* TEXTO PROPORCIONADO *
★ ★ ★ ★ ★

El abuso de drogas es una de las fuerzas más viciosas y corrosivas que atacan los cimientos de la sociedad estadounidense actual. Es la mayor causa de crimen y un despiadado destructor de vidas humanas. Debemos luchar con todos los recursos a nuestro alcance. Esta administración ha declarado una guerra mundial total contra la amenaza de las drogas.
Richard Nixon, presidente de Estados Unidos, 26 de junio de 1973
En este momento, mientras usted lee estas líneas, un gendarme puede estar usando dólares de la caja chica de la DEA en la Triple Frontera.
Un policía bonaerense, pampeano, mendocino, cordobés, santafesino, formoseño, jujeño o salteño puede estar dirigiéndose, en una camioneta donada por la DEA, a un curso para aprender a usar tecnología entregada por la DEA.
Un oficial de la Policía Federal puede estar usando a la DEA para blanquear un dato que obtuvo ilegalmente.

★ ★ ★ ★ ★

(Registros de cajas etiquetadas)
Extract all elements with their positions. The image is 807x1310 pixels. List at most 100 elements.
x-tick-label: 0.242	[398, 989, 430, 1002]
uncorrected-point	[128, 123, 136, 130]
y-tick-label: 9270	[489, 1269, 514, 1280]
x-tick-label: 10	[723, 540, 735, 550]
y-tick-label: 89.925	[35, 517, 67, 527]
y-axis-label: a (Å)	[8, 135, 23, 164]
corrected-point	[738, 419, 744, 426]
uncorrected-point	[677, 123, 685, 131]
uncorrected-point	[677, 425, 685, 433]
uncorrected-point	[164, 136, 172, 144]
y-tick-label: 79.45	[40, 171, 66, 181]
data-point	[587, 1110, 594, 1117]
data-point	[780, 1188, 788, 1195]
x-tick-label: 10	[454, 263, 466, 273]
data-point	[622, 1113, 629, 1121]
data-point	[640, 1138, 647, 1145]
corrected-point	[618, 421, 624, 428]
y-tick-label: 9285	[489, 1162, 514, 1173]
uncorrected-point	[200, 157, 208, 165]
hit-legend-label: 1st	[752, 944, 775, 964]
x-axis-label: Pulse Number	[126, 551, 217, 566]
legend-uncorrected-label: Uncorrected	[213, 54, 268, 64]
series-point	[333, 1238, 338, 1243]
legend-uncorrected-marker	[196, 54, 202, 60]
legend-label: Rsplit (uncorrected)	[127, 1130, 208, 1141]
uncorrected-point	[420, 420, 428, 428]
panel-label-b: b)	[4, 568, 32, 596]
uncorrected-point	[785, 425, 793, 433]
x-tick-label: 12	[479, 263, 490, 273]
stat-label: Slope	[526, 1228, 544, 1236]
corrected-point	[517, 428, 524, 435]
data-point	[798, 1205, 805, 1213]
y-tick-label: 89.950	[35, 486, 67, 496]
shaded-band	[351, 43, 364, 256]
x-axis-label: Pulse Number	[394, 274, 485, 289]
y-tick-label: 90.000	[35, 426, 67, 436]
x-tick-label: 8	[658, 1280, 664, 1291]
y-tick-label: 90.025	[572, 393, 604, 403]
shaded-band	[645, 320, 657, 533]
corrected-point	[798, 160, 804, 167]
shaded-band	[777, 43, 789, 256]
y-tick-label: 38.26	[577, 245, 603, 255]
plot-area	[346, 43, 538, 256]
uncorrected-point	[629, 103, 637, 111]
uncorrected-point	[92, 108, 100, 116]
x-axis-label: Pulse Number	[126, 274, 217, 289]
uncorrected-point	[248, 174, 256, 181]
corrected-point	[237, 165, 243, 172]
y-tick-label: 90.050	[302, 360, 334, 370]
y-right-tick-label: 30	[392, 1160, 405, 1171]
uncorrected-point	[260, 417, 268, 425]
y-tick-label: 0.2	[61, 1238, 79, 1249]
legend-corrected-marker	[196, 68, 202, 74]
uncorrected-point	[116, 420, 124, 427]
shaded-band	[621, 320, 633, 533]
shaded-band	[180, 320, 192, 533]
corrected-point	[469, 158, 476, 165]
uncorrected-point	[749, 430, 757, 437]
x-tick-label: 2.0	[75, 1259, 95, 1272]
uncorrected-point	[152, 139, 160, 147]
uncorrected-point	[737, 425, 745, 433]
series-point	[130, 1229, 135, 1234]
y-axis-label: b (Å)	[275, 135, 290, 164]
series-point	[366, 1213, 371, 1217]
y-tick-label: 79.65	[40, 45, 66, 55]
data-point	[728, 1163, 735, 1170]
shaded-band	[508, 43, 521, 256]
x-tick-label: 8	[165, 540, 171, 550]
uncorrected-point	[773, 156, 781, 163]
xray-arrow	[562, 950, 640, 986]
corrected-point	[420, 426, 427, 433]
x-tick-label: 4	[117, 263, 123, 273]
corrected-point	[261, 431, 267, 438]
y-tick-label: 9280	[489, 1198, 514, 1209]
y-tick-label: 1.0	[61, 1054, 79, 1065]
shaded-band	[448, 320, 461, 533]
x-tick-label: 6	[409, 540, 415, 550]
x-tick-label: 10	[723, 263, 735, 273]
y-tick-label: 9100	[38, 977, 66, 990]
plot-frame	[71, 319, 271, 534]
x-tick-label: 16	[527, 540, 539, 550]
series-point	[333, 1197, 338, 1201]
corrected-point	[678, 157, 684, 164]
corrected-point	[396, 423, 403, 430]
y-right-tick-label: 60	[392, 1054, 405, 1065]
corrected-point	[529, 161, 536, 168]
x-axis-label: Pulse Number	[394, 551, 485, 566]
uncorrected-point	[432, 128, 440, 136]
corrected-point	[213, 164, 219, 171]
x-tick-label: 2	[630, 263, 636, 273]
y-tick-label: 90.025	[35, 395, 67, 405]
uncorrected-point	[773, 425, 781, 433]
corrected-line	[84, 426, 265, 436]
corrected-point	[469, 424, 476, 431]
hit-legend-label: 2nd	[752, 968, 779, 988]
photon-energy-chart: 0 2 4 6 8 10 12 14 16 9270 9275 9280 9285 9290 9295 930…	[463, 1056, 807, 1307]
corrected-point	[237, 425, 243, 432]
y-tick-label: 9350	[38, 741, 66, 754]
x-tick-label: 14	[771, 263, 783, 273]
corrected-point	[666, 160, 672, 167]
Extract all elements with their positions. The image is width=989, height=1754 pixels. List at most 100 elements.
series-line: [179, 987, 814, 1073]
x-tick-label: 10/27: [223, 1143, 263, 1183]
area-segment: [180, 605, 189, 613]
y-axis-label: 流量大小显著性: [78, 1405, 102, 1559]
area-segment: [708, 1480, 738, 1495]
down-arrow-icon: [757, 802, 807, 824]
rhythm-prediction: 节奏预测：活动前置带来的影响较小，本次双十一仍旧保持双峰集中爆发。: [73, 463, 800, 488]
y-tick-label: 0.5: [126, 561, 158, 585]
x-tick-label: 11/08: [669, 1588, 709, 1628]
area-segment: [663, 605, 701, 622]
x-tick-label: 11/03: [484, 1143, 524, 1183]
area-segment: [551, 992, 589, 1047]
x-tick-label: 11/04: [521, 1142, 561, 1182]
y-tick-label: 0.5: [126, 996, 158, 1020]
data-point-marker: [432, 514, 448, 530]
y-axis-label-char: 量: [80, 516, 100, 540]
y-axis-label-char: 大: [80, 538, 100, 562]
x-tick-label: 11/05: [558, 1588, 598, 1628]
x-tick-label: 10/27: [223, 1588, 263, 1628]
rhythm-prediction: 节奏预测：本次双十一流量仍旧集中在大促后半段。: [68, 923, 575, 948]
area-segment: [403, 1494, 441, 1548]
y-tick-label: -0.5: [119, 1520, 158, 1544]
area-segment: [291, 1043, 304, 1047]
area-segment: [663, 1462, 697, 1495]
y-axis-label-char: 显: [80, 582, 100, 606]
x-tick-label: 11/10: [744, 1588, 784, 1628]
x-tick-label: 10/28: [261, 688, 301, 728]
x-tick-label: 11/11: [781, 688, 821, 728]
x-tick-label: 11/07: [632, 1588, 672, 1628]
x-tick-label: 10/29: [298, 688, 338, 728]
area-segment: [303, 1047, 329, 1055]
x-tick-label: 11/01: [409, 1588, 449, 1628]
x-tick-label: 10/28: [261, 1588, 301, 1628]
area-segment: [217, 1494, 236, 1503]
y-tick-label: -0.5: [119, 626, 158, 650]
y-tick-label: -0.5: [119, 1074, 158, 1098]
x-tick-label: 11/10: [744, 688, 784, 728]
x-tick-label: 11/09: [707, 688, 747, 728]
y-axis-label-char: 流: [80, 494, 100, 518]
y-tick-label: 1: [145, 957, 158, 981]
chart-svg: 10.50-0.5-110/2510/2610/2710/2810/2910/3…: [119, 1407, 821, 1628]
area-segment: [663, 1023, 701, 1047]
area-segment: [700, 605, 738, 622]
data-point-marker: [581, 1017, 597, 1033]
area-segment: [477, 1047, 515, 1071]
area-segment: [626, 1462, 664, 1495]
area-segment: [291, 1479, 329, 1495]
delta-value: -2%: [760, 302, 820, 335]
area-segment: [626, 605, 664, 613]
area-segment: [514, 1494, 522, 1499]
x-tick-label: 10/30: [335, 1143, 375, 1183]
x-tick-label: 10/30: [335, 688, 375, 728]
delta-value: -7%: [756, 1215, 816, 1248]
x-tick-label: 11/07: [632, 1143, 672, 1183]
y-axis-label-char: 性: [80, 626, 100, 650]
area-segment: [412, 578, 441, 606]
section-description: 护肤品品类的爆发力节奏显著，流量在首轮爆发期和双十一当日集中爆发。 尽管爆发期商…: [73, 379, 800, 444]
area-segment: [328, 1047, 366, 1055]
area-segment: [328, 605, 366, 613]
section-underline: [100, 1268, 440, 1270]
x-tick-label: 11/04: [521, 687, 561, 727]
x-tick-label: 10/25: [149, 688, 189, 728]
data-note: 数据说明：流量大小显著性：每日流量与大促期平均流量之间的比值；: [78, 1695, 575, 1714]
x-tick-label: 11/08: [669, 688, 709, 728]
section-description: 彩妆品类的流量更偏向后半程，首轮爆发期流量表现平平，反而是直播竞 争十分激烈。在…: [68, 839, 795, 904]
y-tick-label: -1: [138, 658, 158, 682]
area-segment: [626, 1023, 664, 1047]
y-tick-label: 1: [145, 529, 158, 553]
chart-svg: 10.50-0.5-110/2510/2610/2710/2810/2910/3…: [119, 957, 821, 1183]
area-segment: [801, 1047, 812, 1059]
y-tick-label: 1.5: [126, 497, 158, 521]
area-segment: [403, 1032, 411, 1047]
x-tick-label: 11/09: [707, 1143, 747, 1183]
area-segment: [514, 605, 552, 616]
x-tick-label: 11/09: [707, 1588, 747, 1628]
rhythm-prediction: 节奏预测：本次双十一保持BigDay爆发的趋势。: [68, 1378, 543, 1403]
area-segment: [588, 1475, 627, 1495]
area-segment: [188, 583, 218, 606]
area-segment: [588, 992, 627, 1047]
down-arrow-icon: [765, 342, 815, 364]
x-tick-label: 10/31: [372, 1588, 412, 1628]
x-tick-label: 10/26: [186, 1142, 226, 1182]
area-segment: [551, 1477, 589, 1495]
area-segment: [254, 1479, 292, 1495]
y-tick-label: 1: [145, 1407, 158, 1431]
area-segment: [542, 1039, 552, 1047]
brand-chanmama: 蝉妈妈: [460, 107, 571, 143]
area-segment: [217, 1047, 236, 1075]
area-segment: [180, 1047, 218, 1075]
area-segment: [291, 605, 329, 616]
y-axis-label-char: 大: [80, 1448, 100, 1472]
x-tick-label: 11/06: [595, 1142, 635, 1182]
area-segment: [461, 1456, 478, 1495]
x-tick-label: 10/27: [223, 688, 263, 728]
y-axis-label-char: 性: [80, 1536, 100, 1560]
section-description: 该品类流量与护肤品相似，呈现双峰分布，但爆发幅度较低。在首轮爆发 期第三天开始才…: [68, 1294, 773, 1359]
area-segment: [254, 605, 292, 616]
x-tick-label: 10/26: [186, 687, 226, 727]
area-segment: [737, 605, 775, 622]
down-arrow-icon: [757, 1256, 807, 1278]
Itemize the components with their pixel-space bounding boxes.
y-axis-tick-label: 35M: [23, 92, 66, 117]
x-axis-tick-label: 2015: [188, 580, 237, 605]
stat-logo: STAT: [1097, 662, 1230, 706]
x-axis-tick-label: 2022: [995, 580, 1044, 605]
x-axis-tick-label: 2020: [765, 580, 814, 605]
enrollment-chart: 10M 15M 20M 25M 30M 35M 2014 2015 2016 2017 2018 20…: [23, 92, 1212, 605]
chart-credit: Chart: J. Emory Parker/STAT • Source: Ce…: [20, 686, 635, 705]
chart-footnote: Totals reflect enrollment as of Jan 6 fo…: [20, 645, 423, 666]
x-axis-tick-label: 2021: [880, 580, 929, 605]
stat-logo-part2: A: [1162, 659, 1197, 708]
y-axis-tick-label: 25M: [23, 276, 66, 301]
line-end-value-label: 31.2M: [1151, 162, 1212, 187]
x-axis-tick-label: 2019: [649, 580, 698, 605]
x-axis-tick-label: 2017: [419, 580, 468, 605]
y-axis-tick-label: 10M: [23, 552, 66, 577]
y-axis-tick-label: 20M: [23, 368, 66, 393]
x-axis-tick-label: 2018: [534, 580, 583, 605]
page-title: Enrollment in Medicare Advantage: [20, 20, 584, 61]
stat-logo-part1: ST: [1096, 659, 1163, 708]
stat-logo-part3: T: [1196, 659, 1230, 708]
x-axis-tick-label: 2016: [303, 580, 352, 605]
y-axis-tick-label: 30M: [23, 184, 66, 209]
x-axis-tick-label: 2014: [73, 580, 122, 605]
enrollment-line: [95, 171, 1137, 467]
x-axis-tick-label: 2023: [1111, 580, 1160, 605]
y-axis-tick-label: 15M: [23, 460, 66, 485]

★ ★ ★ ★ ★

* EJERCICIOS *
[1] Reproduzca el fragmento del texto sobre la DEA que empieza en "El abuso de" y termina en "que obtuvo ilegalmente.", sustituyendo "gendarme" por "agente".
[2] Enumere los gentilicios que califican a la palabra "policía" en el texto sobre la DEA.
[3] Prosiga el texto sobre la DEA a partir de su última oración.

* RESPUESTAS ESPERADAS *
[1]
El abuso de drogas es una de las fuerzas más viciosas y corrosivas que atacan los cimientos de la sociedad estadounidense actual. Es la mayor causa de crimen y un despiadado destructor de vidas humanas. Debemos luchar con todos los recursos a nuestro alcance. Esta administración ha declarado una guerra mundial total contra la amenaza de las drogas.
Richard Nixon, presidente de Estados Unidos, 26 de junio de 1973
En este momento, mientras usted lee estas líneas, un agente puede estar usando dólares de la caja chica de la DEA en la Triple Frontera.
Un policía bonaerense, pampeano, mendocino, cordobés, santafesino, formoseño, jujeño o salteño puede estar dirigiéndose, en una camioneta donada por la DEA, a un curso para aprender a usar tecnología entregada por la DEA.
Un oficial de la Policía Federal puede estar usando a la DEA para blanquear un dato que obtuvo ilegalmente.

[2] bonaerense, pampeano, mendocino, cordobés, santafesino, formoseño, jujeño, salteño

[3]
Un delincuente, buche de la policía y/o espía cuentapropista, puede estar instigando a un narco para que le venda droga, con el premio de la DEA como zanahoria.
Un abogado puede estar siendo tentado por la DEA para que se convierta en facilitador, a cambio de ser apoyado en su carrera para ser juez, si fuera posible del Fuero Penal Económico.
Un juez federal o un funcionario nacional o provincial pueden estar siendo visitados por un agente de la DEA, paso previo a ser invitados a realizar un curso con todo pago, incluido un tour por diferentes ciudades de Estados Unidos.
Un fiscal puede estar recibiendo por parte de la DEA resultados de análisis de una sustancia que durante mucho tiempo no tuvo los recursos para investigar en la Argentina.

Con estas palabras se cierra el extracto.